Dataset records:
== == ==
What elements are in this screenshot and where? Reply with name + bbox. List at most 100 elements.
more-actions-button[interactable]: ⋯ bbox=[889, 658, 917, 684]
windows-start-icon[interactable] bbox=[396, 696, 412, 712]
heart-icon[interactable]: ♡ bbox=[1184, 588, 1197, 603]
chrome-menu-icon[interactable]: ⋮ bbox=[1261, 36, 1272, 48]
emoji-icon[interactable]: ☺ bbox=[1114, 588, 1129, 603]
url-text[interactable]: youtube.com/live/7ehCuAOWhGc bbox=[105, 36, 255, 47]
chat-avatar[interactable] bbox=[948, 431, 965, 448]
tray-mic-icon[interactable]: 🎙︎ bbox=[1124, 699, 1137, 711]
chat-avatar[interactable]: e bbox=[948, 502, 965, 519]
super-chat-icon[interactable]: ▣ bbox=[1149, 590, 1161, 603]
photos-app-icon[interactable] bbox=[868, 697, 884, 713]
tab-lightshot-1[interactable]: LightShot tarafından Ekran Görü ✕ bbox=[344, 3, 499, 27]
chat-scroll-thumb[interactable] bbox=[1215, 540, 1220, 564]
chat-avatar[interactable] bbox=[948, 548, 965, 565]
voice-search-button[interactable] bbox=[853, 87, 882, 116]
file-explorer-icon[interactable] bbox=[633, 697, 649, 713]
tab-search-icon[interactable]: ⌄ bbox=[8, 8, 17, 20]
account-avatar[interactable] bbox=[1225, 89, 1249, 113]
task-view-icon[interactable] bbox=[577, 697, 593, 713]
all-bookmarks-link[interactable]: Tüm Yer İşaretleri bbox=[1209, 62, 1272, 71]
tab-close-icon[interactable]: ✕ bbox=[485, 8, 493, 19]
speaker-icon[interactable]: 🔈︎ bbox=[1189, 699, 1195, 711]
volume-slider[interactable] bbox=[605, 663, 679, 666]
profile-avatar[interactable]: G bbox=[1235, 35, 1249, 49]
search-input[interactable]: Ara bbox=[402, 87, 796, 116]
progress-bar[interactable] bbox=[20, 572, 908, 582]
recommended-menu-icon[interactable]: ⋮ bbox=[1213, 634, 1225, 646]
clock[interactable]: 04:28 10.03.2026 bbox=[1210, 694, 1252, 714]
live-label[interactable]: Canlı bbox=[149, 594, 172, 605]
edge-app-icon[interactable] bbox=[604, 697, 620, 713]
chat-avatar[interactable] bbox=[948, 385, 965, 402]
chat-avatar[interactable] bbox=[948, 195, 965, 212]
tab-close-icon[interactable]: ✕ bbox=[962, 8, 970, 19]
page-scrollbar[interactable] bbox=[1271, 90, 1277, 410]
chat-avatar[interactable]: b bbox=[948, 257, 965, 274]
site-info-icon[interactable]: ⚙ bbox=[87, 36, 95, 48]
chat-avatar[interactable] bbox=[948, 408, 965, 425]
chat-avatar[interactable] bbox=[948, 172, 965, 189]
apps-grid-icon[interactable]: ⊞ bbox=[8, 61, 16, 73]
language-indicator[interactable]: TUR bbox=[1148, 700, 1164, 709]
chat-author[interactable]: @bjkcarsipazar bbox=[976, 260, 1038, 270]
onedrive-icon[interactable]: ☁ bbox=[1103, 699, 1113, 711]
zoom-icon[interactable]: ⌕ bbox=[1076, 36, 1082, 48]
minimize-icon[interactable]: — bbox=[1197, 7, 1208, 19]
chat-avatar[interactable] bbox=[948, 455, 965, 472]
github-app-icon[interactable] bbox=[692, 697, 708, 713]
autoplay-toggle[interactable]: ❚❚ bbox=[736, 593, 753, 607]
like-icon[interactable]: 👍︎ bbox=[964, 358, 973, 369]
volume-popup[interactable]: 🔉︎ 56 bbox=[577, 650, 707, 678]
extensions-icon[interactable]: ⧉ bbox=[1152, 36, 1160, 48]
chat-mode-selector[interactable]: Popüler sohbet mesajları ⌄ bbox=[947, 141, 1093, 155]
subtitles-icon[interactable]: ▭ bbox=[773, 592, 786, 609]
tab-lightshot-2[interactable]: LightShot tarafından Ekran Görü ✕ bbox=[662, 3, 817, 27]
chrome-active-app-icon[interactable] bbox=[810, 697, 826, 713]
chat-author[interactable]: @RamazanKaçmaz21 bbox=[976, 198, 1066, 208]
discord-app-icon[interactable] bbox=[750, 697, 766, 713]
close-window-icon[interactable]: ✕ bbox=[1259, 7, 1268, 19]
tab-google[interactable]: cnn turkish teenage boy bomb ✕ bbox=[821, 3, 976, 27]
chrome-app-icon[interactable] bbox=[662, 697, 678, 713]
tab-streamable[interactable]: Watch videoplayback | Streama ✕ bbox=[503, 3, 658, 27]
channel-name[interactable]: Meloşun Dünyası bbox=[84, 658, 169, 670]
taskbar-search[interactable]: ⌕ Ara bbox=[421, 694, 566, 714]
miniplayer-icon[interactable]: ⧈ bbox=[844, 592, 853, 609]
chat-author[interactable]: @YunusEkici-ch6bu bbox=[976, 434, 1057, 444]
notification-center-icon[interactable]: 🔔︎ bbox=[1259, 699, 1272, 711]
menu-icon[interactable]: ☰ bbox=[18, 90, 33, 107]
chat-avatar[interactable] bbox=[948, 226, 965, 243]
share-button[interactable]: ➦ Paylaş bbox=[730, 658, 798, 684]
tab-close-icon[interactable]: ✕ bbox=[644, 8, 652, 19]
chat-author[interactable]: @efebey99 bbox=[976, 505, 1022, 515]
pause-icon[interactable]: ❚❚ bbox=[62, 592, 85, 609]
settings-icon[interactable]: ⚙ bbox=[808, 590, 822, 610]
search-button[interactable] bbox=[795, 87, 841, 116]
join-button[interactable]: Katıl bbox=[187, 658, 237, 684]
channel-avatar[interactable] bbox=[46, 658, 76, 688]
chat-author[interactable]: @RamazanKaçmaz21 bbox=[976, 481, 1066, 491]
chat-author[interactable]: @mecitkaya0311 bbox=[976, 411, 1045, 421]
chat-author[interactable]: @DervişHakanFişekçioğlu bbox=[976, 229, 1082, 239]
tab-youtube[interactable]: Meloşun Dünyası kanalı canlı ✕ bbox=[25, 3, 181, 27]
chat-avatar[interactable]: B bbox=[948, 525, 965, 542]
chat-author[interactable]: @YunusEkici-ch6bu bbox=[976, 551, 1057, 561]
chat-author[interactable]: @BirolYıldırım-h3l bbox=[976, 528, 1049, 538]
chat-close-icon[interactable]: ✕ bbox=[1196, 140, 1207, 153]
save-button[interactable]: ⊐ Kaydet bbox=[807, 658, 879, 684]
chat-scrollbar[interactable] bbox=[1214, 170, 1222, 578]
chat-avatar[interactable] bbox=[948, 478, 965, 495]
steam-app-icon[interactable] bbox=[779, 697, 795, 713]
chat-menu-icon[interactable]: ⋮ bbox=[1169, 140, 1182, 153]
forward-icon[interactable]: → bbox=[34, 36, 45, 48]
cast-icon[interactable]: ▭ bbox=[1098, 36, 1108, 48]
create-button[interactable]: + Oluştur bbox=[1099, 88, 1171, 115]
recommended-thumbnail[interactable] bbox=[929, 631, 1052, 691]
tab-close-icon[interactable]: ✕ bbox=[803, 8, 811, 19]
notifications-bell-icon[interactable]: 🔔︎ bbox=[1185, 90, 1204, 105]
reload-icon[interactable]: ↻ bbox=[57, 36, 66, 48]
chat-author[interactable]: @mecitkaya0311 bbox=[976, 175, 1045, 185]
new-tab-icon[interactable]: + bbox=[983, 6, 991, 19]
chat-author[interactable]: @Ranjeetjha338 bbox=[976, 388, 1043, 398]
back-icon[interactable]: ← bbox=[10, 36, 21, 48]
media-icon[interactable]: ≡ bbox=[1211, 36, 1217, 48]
== == ==
Short exercise: Rewrite the lines above, substituting "chat-user-avatar" for each occurrence of "chat-avatar" and leaving everything else unchanged.

Answer to this problem:
What elements are in this screenshot and where? Reply with name + bbox. List at most 100 elements.
more-actions-button[interactable]: ⋯ bbox=[889, 658, 917, 684]
windows-start-icon[interactable] bbox=[396, 696, 412, 712]
heart-icon[interactable]: ♡ bbox=[1184, 588, 1197, 603]
chrome-menu-icon[interactable]: ⋮ bbox=[1261, 36, 1272, 48]
emoji-icon[interactable]: ☺ bbox=[1114, 588, 1129, 603]
url-text[interactable]: youtube.com/live/7ehCuAOWhGc bbox=[105, 36, 255, 47]
chat-user-avatar[interactable] bbox=[948, 431, 965, 448]
tray-mic-icon[interactable]: 🎙︎ bbox=[1124, 699, 1137, 711]
chat-user-avatar[interactable]: e bbox=[948, 502, 965, 519]
super-chat-icon[interactable]: ▣ bbox=[1149, 590, 1161, 603]
photos-app-icon[interactable] bbox=[868, 697, 884, 713]
tab-lightshot-1[interactable]: LightShot tarafından Ekran Görü ✕ bbox=[344, 3, 499, 27]
chat-scroll-thumb[interactable] bbox=[1215, 540, 1220, 564]
chat-user-avatar[interactable] bbox=[948, 548, 965, 565]
voice-search-button[interactable] bbox=[853, 87, 882, 116]
file-explorer-icon[interactable] bbox=[633, 697, 649, 713]
tab-search-icon[interactable]: ⌄ bbox=[8, 8, 17, 20]
account-avatar[interactable] bbox=[1225, 89, 1249, 113]
task-view-icon[interactable] bbox=[577, 697, 593, 713]
all-bookmarks-link[interactable]: Tüm Yer İşaretleri bbox=[1209, 62, 1272, 71]
tab-close-icon[interactable]: ✕ bbox=[485, 8, 493, 19]
speaker-icon[interactable]: 🔈︎ bbox=[1189, 699, 1195, 711]
volume-slider[interactable] bbox=[605, 663, 679, 666]
profile-avatar[interactable]: G bbox=[1235, 35, 1249, 49]
search-input[interactable]: Ara bbox=[402, 87, 796, 116]
progress-bar[interactable] bbox=[20, 572, 908, 582]
recommended-menu-icon[interactable]: ⋮ bbox=[1213, 634, 1225, 646]
clock[interactable]: 04:28 10.03.2026 bbox=[1210, 694, 1252, 714]
live-label[interactable]: Canlı bbox=[149, 594, 172, 605]
edge-app-icon[interactable] bbox=[604, 697, 620, 713]
chat-user-avatar[interactable] bbox=[948, 385, 965, 402]
chat-user-avatar[interactable] bbox=[948, 195, 965, 212]
tab-close-icon[interactable]: ✕ bbox=[962, 8, 970, 19]
page-scrollbar[interactable] bbox=[1271, 90, 1277, 410]
chat-user-avatar[interactable]: b bbox=[948, 257, 965, 274]
site-info-icon[interactable]: ⚙ bbox=[87, 36, 95, 48]
chat-user-avatar[interactable] bbox=[948, 408, 965, 425]
chat-user-avatar[interactable] bbox=[948, 172, 965, 189]
apps-grid-icon[interactable]: ⊞ bbox=[8, 61, 16, 73]
language-indicator[interactable]: TUR bbox=[1148, 700, 1164, 709]
chat-author[interactable]: @bjkcarsipazar bbox=[976, 260, 1038, 270]
onedrive-icon[interactable]: ☁ bbox=[1103, 699, 1113, 711]
zoom-icon[interactable]: ⌕ bbox=[1076, 36, 1082, 48]
minimize-icon[interactable]: — bbox=[1197, 7, 1208, 19]
chat-user-avatar[interactable] bbox=[948, 455, 965, 472]
github-app-icon[interactable] bbox=[692, 697, 708, 713]
autoplay-toggle[interactable]: ❚❚ bbox=[736, 593, 753, 607]
like-icon[interactable]: 👍︎ bbox=[964, 358, 973, 369]
volume-popup[interactable]: 🔉︎ 56 bbox=[577, 650, 707, 678]
extensions-icon[interactable]: ⧉ bbox=[1152, 36, 1160, 48]
chat-mode-selector[interactable]: Popüler sohbet mesajları ⌄ bbox=[947, 141, 1093, 155]
subtitles-icon[interactable]: ▭ bbox=[773, 592, 786, 609]
tab-lightshot-2[interactable]: LightShot tarafından Ekran Görü ✕ bbox=[662, 3, 817, 27]
chrome-active-app-icon[interactable] bbox=[810, 697, 826, 713]
chat-author[interactable]: @RamazanKaçmaz21 bbox=[976, 198, 1066, 208]
discord-app-icon[interactable] bbox=[750, 697, 766, 713]
close-window-icon[interactable]: ✕ bbox=[1259, 7, 1268, 19]
tab-google[interactable]: cnn turkish teenage boy bomb ✕ bbox=[821, 3, 976, 27]
chrome-app-icon[interactable] bbox=[662, 697, 678, 713]
tab-streamable[interactable]: Watch videoplayback | Streama ✕ bbox=[503, 3, 658, 27]
channel-name[interactable]: Meloşun Dünyası bbox=[84, 658, 169, 670]
taskbar-search[interactable]: ⌕ Ara bbox=[421, 694, 566, 714]
miniplayer-icon[interactable]: ⧈ bbox=[844, 592, 853, 609]
chat-author[interactable]: @YunusEkici-ch6bu bbox=[976, 434, 1057, 444]
notification-center-icon[interactable]: 🔔︎ bbox=[1259, 699, 1272, 711]
menu-icon[interactable]: ☰ bbox=[18, 90, 33, 107]
chat-user-avatar[interactable] bbox=[948, 226, 965, 243]
share-button[interactable]: ➦ Paylaş bbox=[730, 658, 798, 684]
tab-close-icon[interactable]: ✕ bbox=[644, 8, 652, 19]
chat-author[interactable]: @efebey99 bbox=[976, 505, 1022, 515]
pause-icon[interactable]: ❚❚ bbox=[62, 592, 85, 609]
settings-icon[interactable]: ⚙ bbox=[808, 590, 822, 610]
search-button[interactable] bbox=[795, 87, 841, 116]
join-button[interactable]: Katıl bbox=[187, 658, 237, 684]
channel-avatar[interactable] bbox=[46, 658, 76, 688]
chat-author[interactable]: @RamazanKaçmaz21 bbox=[976, 481, 1066, 491]
chat-author[interactable]: @mecitkaya0311 bbox=[976, 411, 1045, 421]
chat-author[interactable]: @DervişHakanFişekçioğlu bbox=[976, 229, 1082, 239]
tab-youtube[interactable]: Meloşun Dünyası kanalı canlı ✕ bbox=[25, 3, 181, 27]
chat-user-avatar[interactable]: B bbox=[948, 525, 965, 542]
chat-author[interactable]: @YunusEkici-ch6bu bbox=[976, 551, 1057, 561]
chat-author[interactable]: @BirolYıldırım-h3l bbox=[976, 528, 1049, 538]
chat-close-icon[interactable]: ✕ bbox=[1196, 140, 1207, 153]
save-button[interactable]: ⊐ Kaydet bbox=[807, 658, 879, 684]
chat-scrollbar[interactable] bbox=[1214, 170, 1222, 578]
chat-user-avatar[interactable] bbox=[948, 478, 965, 495]
steam-app-icon[interactable] bbox=[779, 697, 795, 713]
chat-menu-icon[interactable]: ⋮ bbox=[1169, 140, 1182, 153]
forward-icon[interactable]: → bbox=[34, 36, 45, 48]
cast-icon[interactable]: ▭ bbox=[1098, 36, 1108, 48]
create-button[interactable]: + Oluştur bbox=[1099, 88, 1171, 115]
recommended-thumbnail[interactable] bbox=[929, 631, 1052, 691]
tab-close-icon[interactable]: ✕ bbox=[803, 8, 811, 19]
notifications-bell-icon[interactable]: 🔔︎ bbox=[1185, 90, 1204, 105]
reload-icon[interactable]: ↻ bbox=[57, 36, 66, 48]
chat-author[interactable]: @mecitkaya0311 bbox=[976, 175, 1045, 185]
new-tab-icon[interactable]: + bbox=[983, 6, 991, 19]
chat-author[interactable]: @Ranjeetjha338 bbox=[976, 388, 1043, 398]
back-icon[interactable]: ← bbox=[10, 36, 21, 48]
media-icon[interactable]: ≡ bbox=[1211, 36, 1217, 48]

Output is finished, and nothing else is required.